# To be done
Among the entries below, count the lines where the string "JSON" occurs, and give only the number.

# Input for this task
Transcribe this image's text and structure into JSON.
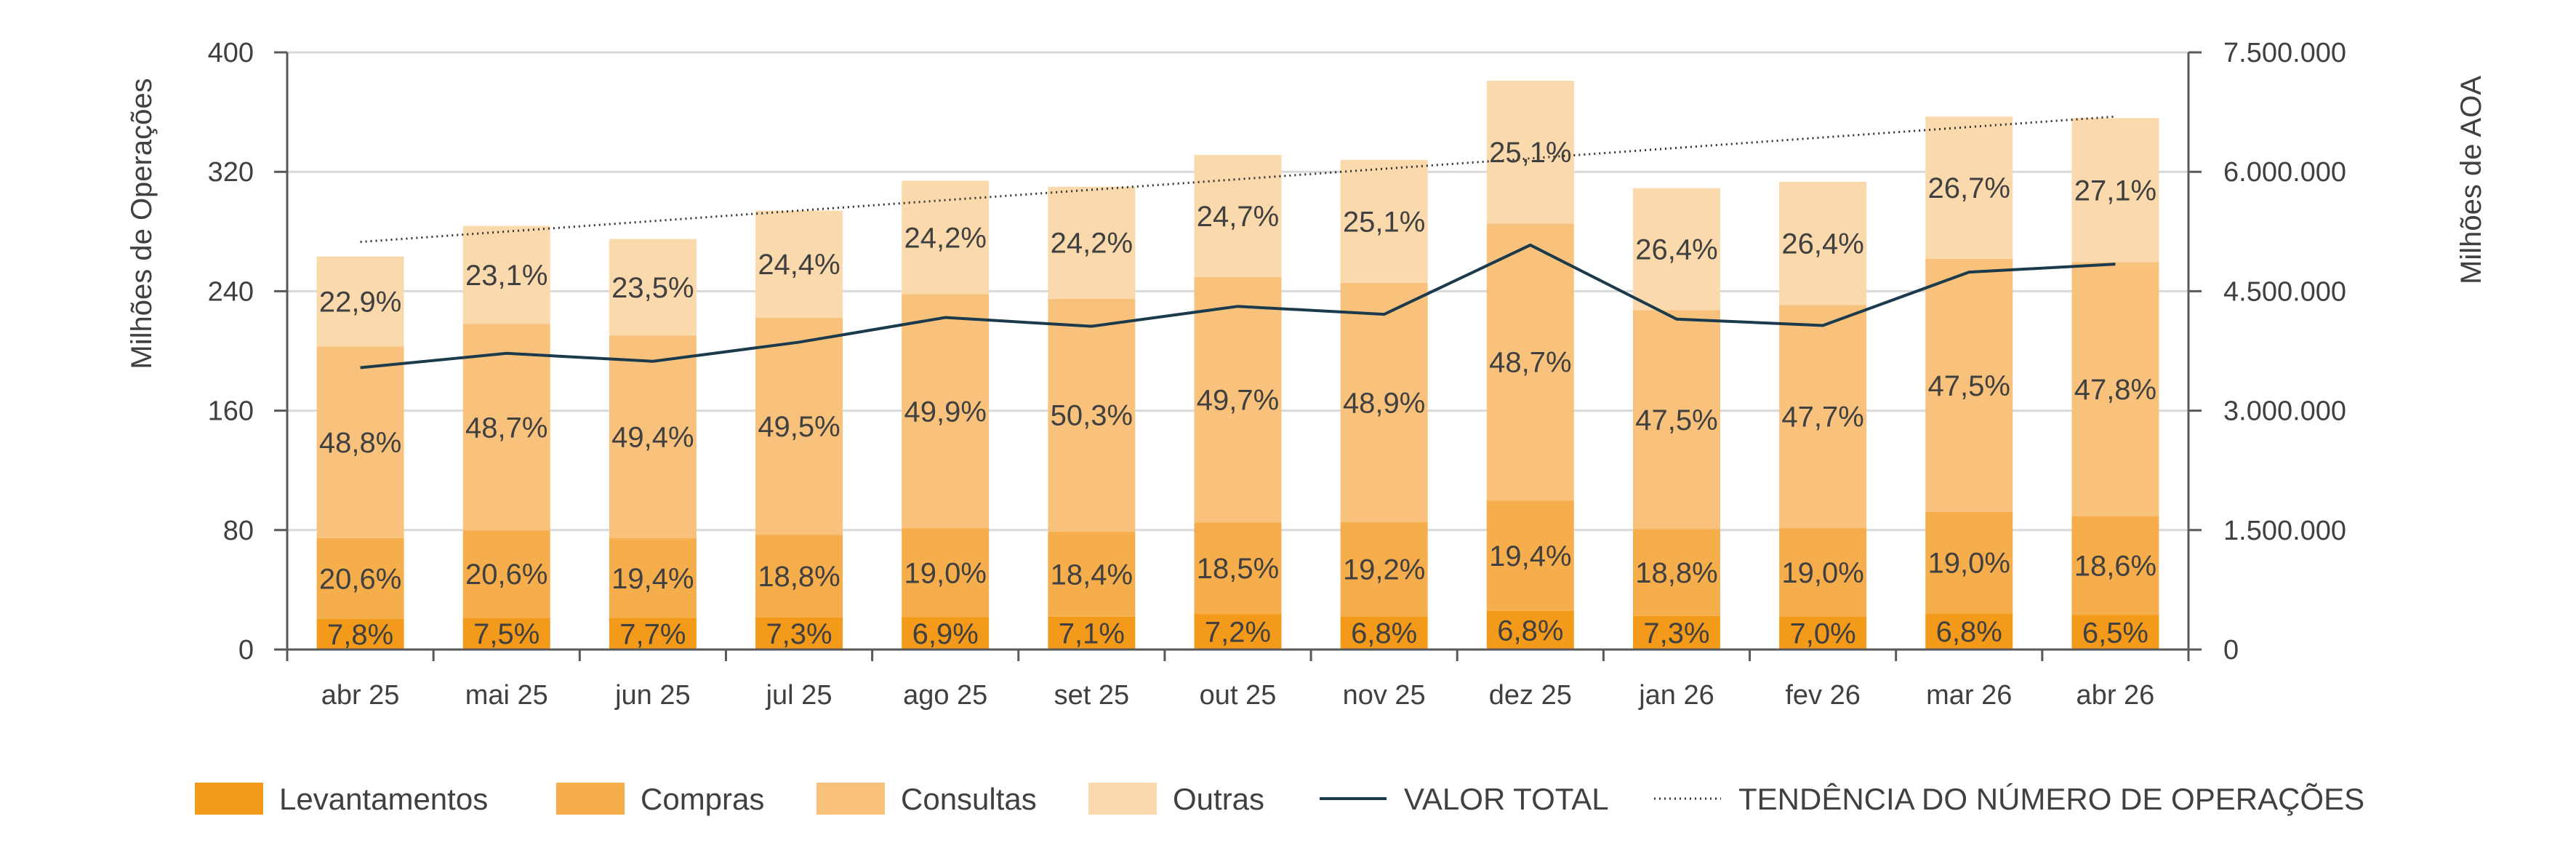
{
  "chart_data": {
    "type": "bar",
    "stacked": true,
    "categories": [
      "abr 25",
      "mai 25",
      "jun 25",
      "jul 25",
      "ago 25",
      "set 25",
      "out 25",
      "nov 25",
      "dez 25",
      "jan 26",
      "fev 26",
      "mar 26",
      "abr 26"
    ],
    "totals": [
      263,
      284,
      275,
      294,
      314,
      310,
      331,
      328,
      381,
      309,
      313,
      357,
      356
    ],
    "series": [
      {
        "name": "Levantamentos",
        "color": "#F39A1B",
        "shares": [
          7.8,
          7.5,
          7.7,
          7.3,
          6.9,
          7.1,
          7.2,
          6.8,
          6.8,
          7.3,
          7.0,
          6.8,
          6.5
        ],
        "labels": [
          "7,8%",
          "7,5%",
          "7,7%",
          "7,3%",
          "6,9%",
          "7,1%",
          "7,2%",
          "6,8%",
          "6,8%",
          "7,3%",
          "7,0%",
          "6,8%",
          "6,5%"
        ]
      },
      {
        "name": "Compras",
        "color": "#F6AD4B",
        "shares": [
          20.6,
          20.6,
          19.4,
          18.8,
          19.0,
          18.4,
          18.5,
          19.2,
          19.4,
          18.8,
          19.0,
          19.0,
          18.6
        ],
        "labels": [
          "20,6%",
          "20,6%",
          "19,4%",
          "18,8%",
          "19,0%",
          "18,4%",
          "18,5%",
          "19,2%",
          "19,4%",
          "18,8%",
          "19,0%",
          "19,0%",
          "18,6%"
        ]
      },
      {
        "name": "Consultas",
        "color": "#F8C27C",
        "shares": [
          48.8,
          48.7,
          49.4,
          49.5,
          49.9,
          50.3,
          49.7,
          48.9,
          48.7,
          47.5,
          47.7,
          47.5,
          47.8
        ],
        "labels": [
          "48,8%",
          "48,7%",
          "49,4%",
          "49,5%",
          "49,9%",
          "50,3%",
          "49,7%",
          "48,9%",
          "48,7%",
          "47,5%",
          "47,7%",
          "47,5%",
          "47,8%"
        ]
      },
      {
        "name": "Outras",
        "color": "#FAD9AC",
        "shares": [
          22.9,
          23.1,
          23.5,
          24.4,
          24.2,
          24.2,
          24.7,
          25.1,
          25.1,
          26.4,
          26.4,
          26.7,
          27.1
        ],
        "labels": [
          "22,9%",
          "23,1%",
          "23,5%",
          "24,4%",
          "24,2%",
          "24,2%",
          "24,7%",
          "25,1%",
          "25,1%",
          "26,4%",
          "26,4%",
          "26,7%",
          "27,1%"
        ]
      }
    ],
    "line_series": {
      "name": "VALOR TOTAL",
      "axis": "right",
      "color": "#1B3A4B",
      "values": [
        3540000,
        3720000,
        3620000,
        3860000,
        4170000,
        4060000,
        4310000,
        4210000,
        5080000,
        4150000,
        4070000,
        4740000,
        4840000
      ]
    },
    "trend": {
      "name": "TENDÊNCIA DO NÚMERO DE OPERAÇÕES",
      "start": 273,
      "end": 357
    },
    "y_left": {
      "label": "Milhões de Operações",
      "min": 0,
      "max": 400,
      "ticks": [
        0,
        80,
        160,
        240,
        320,
        400
      ],
      "tick_labels": [
        "0",
        "80",
        "160",
        "240",
        "320",
        "400"
      ]
    },
    "y_right": {
      "label": "Milhões de AOA",
      "min": 0,
      "max": 7500000,
      "ticks": [
        0,
        1500000,
        3000000,
        4500000,
        6000000,
        7500000
      ],
      "tick_labels": [
        "0",
        "1.500.000",
        "3.000.000",
        "4.500.000",
        "6.000.000",
        "7.500.000"
      ]
    },
    "grid": true,
    "legend_position": "bottom"
  }
}
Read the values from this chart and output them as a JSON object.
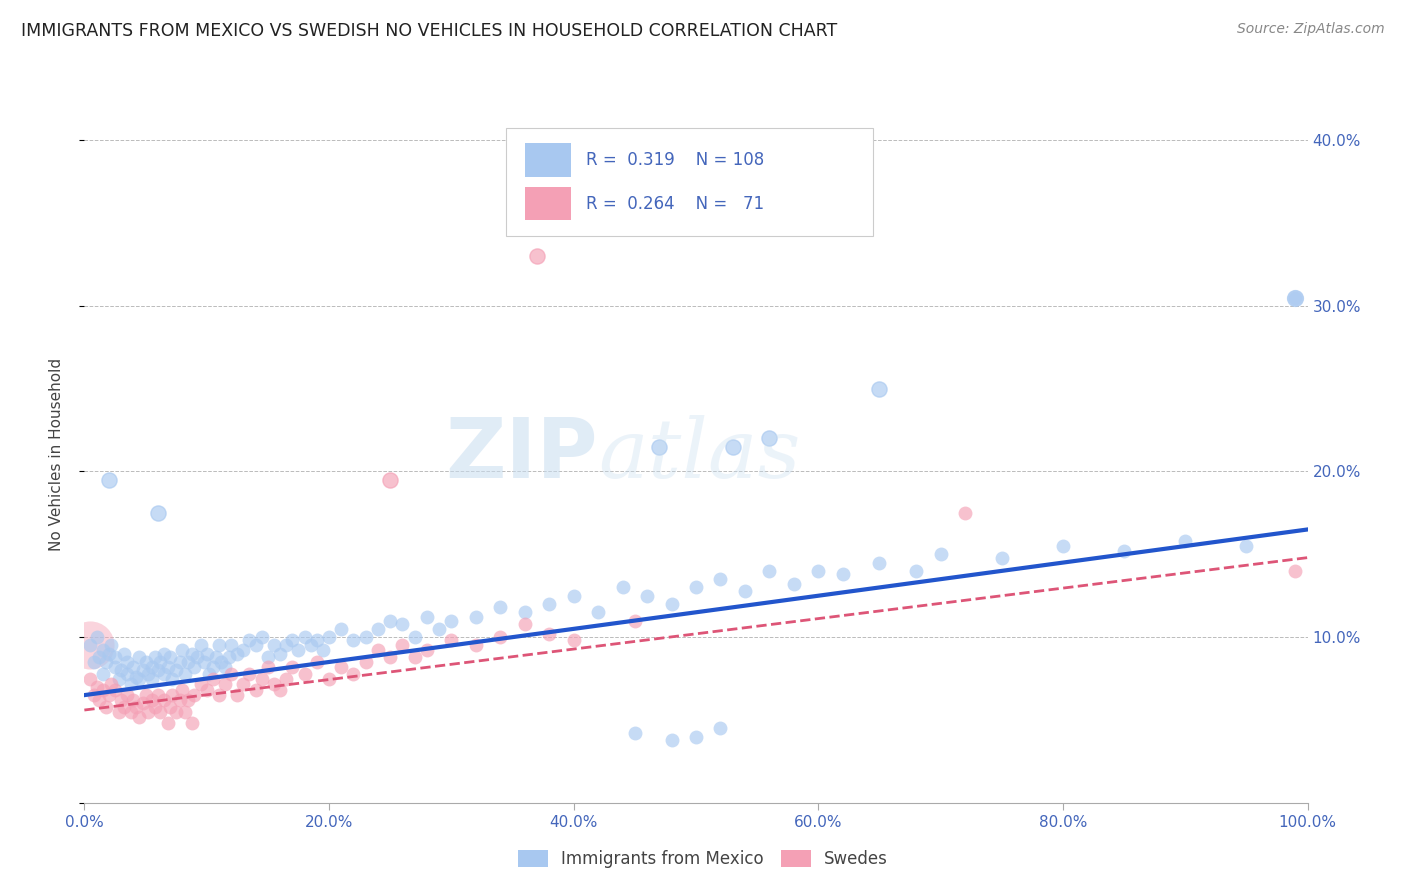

# Answer to the problem
2